> _Material provided_
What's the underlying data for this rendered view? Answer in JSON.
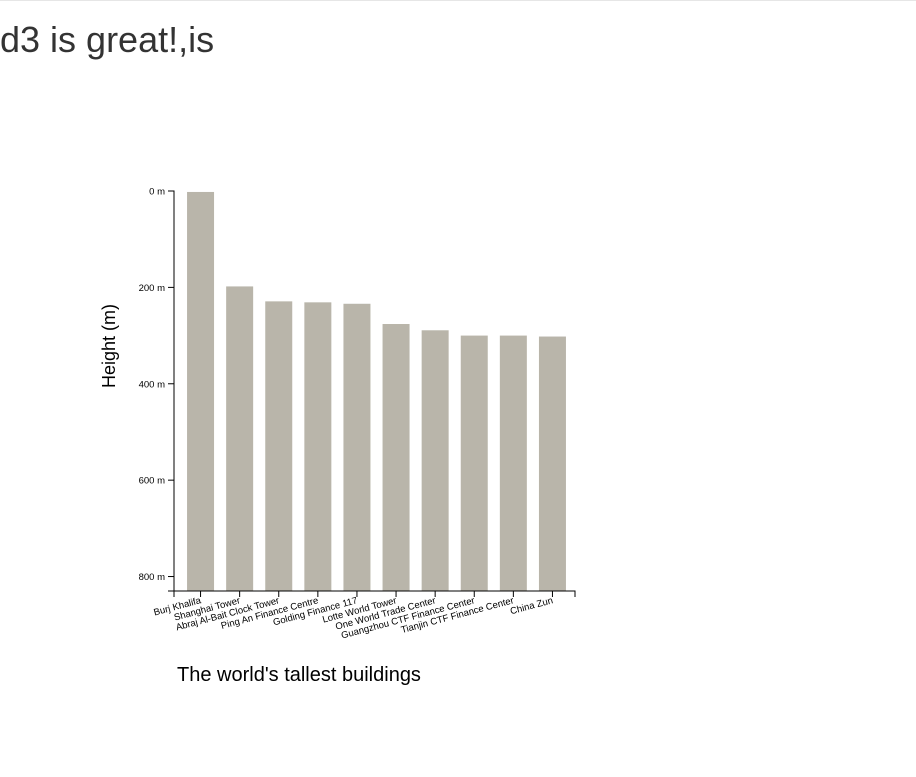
{
  "page": {
    "heading": "d3 is great!,is"
  },
  "chart_data": {
    "type": "bar",
    "title": "The world's tallest buildings",
    "xlabel": "",
    "ylabel": "Height (m)",
    "ylim": [
      0,
      830
    ],
    "y_inverted": true,
    "y_ticks": [
      0,
      200,
      400,
      600,
      800
    ],
    "y_tick_labels": [
      "0 m",
      "200 m",
      "400 m",
      "600 m",
      "800 m"
    ],
    "grid": false,
    "bar_color": "#b9b5aa",
    "categories": [
      "Burj Khalifa",
      "Shanghai Tower",
      "Abraj Al-Bait Clock Tower",
      "Ping An Finance Centre",
      "Golding Finance 117",
      "Lotte World Tower",
      "One World Trade Center",
      "Guangzhou CTF Finance Center",
      "Tianjin CTF Finance Center",
      "China Zun"
    ],
    "values": [
      828,
      632,
      601,
      599,
      596,
      554,
      541,
      530,
      530,
      528
    ]
  }
}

> _Goal_
From the data, collect all lines where the string "Finance" appears.

> _Solution below_
      "Ping An Finance Centre",
      "Golding Finance 117",
      "Guangzhou CTF Finance Center",
      "Tianjin CTF Finance Center",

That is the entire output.